Material for this exercise start

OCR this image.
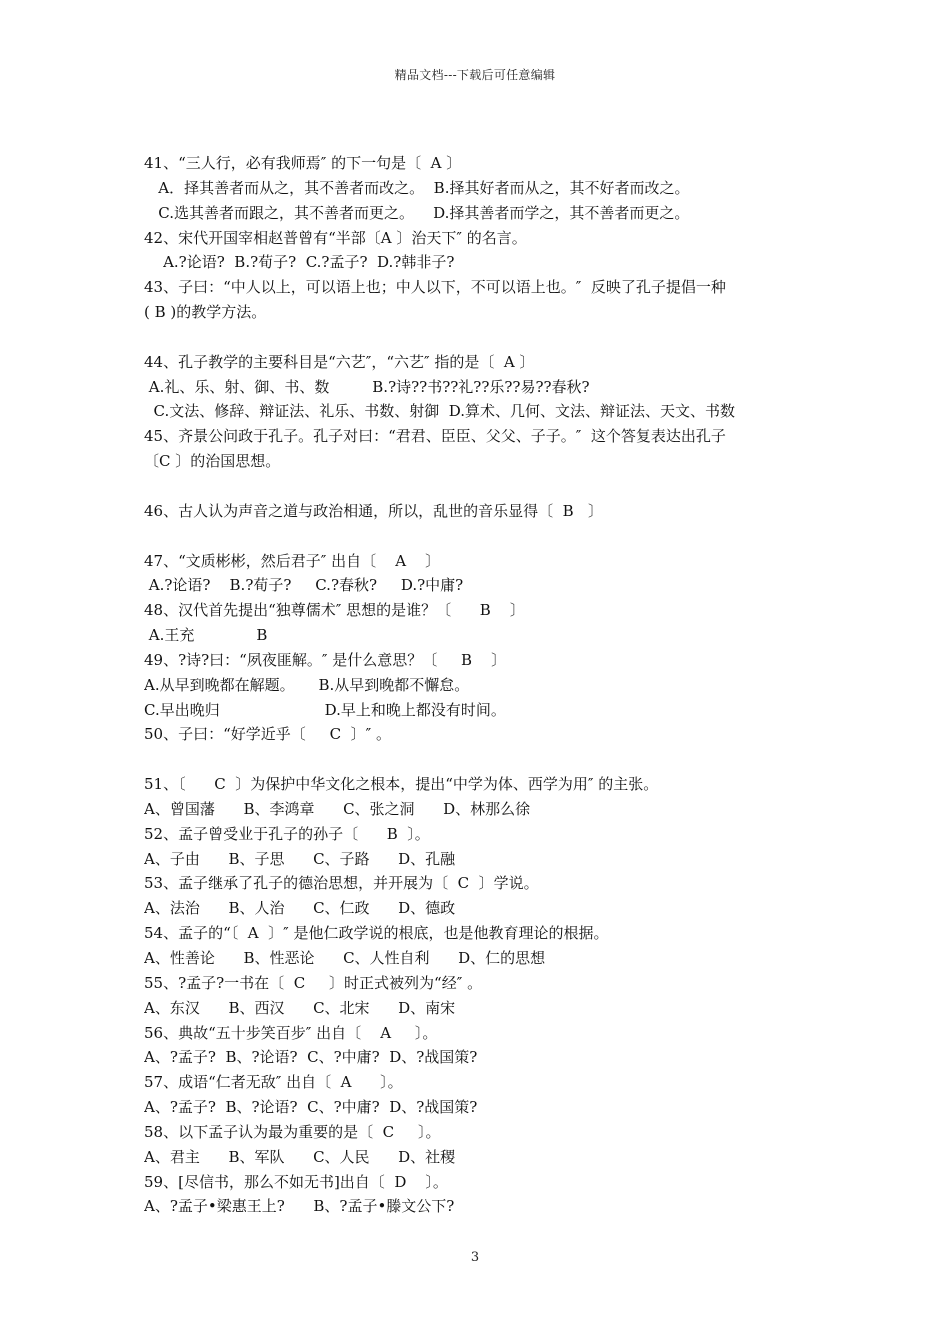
精品文档---下载后可任意编辑
41、“三人行，必有我师焉″ 的下一句是〔  A 〕
A．择其善者而从之，其不善者而改之。  B.择其好者而从之，其不好者而改之。
C.选其善者而跟之，其不善者而更之。    D.择其善者而学之，其不善者而更之。
42、宋代开国宰相赵普曾有“半部〔A 〕治天下″ 的名言。
A.?论语?  B.?荀子?  C.?孟子?  D.?韩非子?
43、子曰：“中人以上，可以语上也；中人以下，不可以语上也。″  反映了孔子提倡一种
( B )的教学方法。
44、孔子教学的主要科目是“六艺″，“六艺″ 指的是〔  A 〕
A.礼、乐、射、御、书、数         B.?诗??书??礼??乐??易??春秋?
C.文法、修辞、辩证法、礼乐、书数、射御  D.算术、几何、文法、辩证法、天文、书数
45、齐景公问政于孔子。孔子对曰：“君君、臣臣、父父、子子。″  这个答复表达出孔子
〔C 〕的治国思想。
46、古人认为声音之道与政治相通，所以，乱世的音乐显得〔  B   〕
47、“文质彬彬，然后君子″ 出自〔    A    〕
A.?论语?    B.?荀子?     C.?春秋?     D.?中庸?
48、汉代首先提出“独尊儒术″ 思想的是谁？〔      B    〕
A.王充             B
49、?诗?曰：“夙夜匪解。″ 是什么意思？〔     B    〕
A.从早到晚都在解题。     B.从早到晚都不懈怠。
C.早出晚归                      D.早上和晚上都没有时间。
50、子曰：“好学近乎〔     C  〕″ 。
51、〔      C  〕为保护中华文化之根本，提出“中学为体、西学为用″ 的主张。
A、曾国藩      B、李鸿章      C、张之洞      D、林那么徐
52、孟子曾受业于孔子的孙子〔      B  〕。
A、子由      B、子思      C、子路      D、孔融
53、孟子继承了孔子的德治思想，并开展为〔  C  〕学说。
A、法治      B、人治      C、仁政      D、德政
54、孟子的“〔  A  〕″ 是他仁政学说的根底，也是他教育理论的根据。
A、性善论      B、性恶论      C、人性自利      D、仁的思想
55、?孟子?一书在〔  C     〕时正式被列为“经″ 。
A、东汉      B、西汉      C、北宋      D、南宋
56、典故“五十步笑百步″ 出自〔    A     〕。
A、?孟子?  B、?论语?  C、?中庸?  D、?战国策?
57、成语“仁者无敌″ 出自〔  A      〕。
A、?孟子?  B、?论语?  C、?中庸?  D、?战国策?
58、以下孟子认为最为重要的是〔  C     〕。
A、君主      B、军队      C、人民      D、社稷
59、[尽信书，那么不如无书]出自〔  D    〕。
A、?孟子•梁惠王上?      B、?孟子•滕文公下?
3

Material for this exercise end

# The task
Reproduce each entry precisely, dropping only the pictures.

# Result
OCR this image.
精品文档---下载后可任意编辑
41、“三人行，必有我师焉″ 的下一句是〔  A 〕
A．择其善者而从之，其不善者而改之。  B.择其好者而从之，其不好者而改之。
C.选其善者而跟之，其不善者而更之。    D.择其善者而学之，其不善者而更之。
42、宋代开国宰相赵普曾有“半部〔A 〕治天下″ 的名言。
A.?论语?  B.?荀子?  C.?孟子?  D.?韩非子?
43、子曰：“中人以上，可以语上也；中人以下，不可以语上也。″  反映了孔子提倡一种
( B )的教学方法。
44、孔子教学的主要科目是“六艺″，“六艺″ 指的是〔  A 〕
A.礼、乐、射、御、书、数         B.?诗??书??礼??乐??易??春秋?
C.文法、修辞、辩证法、礼乐、书数、射御  D.算术、几何、文法、辩证法、天文、书数
45、齐景公问政于孔子。孔子对曰：“君君、臣臣、父父、子子。″  这个答复表达出孔子
〔C 〕的治国思想。
46、古人认为声音之道与政治相通，所以，乱世的音乐显得〔  B   〕
47、“文质彬彬，然后君子″ 出自〔    A    〕
A.?论语?    B.?荀子?     C.?春秋?     D.?中庸?
48、汉代首先提出“独尊儒术″ 思想的是谁？〔      B    〕
A.王充             B
49、?诗?曰：“夙夜匪解。″ 是什么意思？〔     B    〕
A.从早到晚都在解题。     B.从早到晚都不懈怠。
C.早出晚归                      D.早上和晚上都没有时间。
50、子曰：“好学近乎〔     C  〕″ 。
51、〔      C  〕为保护中华文化之根本，提出“中学为体、西学为用″ 的主张。
A、曾国藩      B、李鸿章      C、张之洞      D、林那么徐
52、孟子曾受业于孔子的孙子〔      B  〕。
A、子由      B、子思      C、子路      D、孔融
53、孟子继承了孔子的德治思想，并开展为〔  C  〕学说。
A、法治      B、人治      C、仁政      D、德政
54、孟子的“〔  A  〕″ 是他仁政学说的根底，也是他教育理论的根据。
A、性善论      B、性恶论      C、人性自利      D、仁的思想
55、?孟子?一书在〔  C     〕时正式被列为“经″ 。
A、东汉      B、西汉      C、北宋      D、南宋
56、典故“五十步笑百步″ 出自〔    A     〕。
A、?孟子?  B、?论语?  C、?中庸?  D、?战国策?
57、成语“仁者无敌″ 出自〔  A      〕。
A、?孟子?  B、?论语?  C、?中庸?  D、?战国策?
58、以下孟子认为最为重要的是〔  C     〕。
A、君主      B、军队      C、人民      D、社稷
59、[尽信书，那么不如无书]出自〔  D    〕。
A、?孟子•梁惠王上?      B、?孟子•滕文公下?
3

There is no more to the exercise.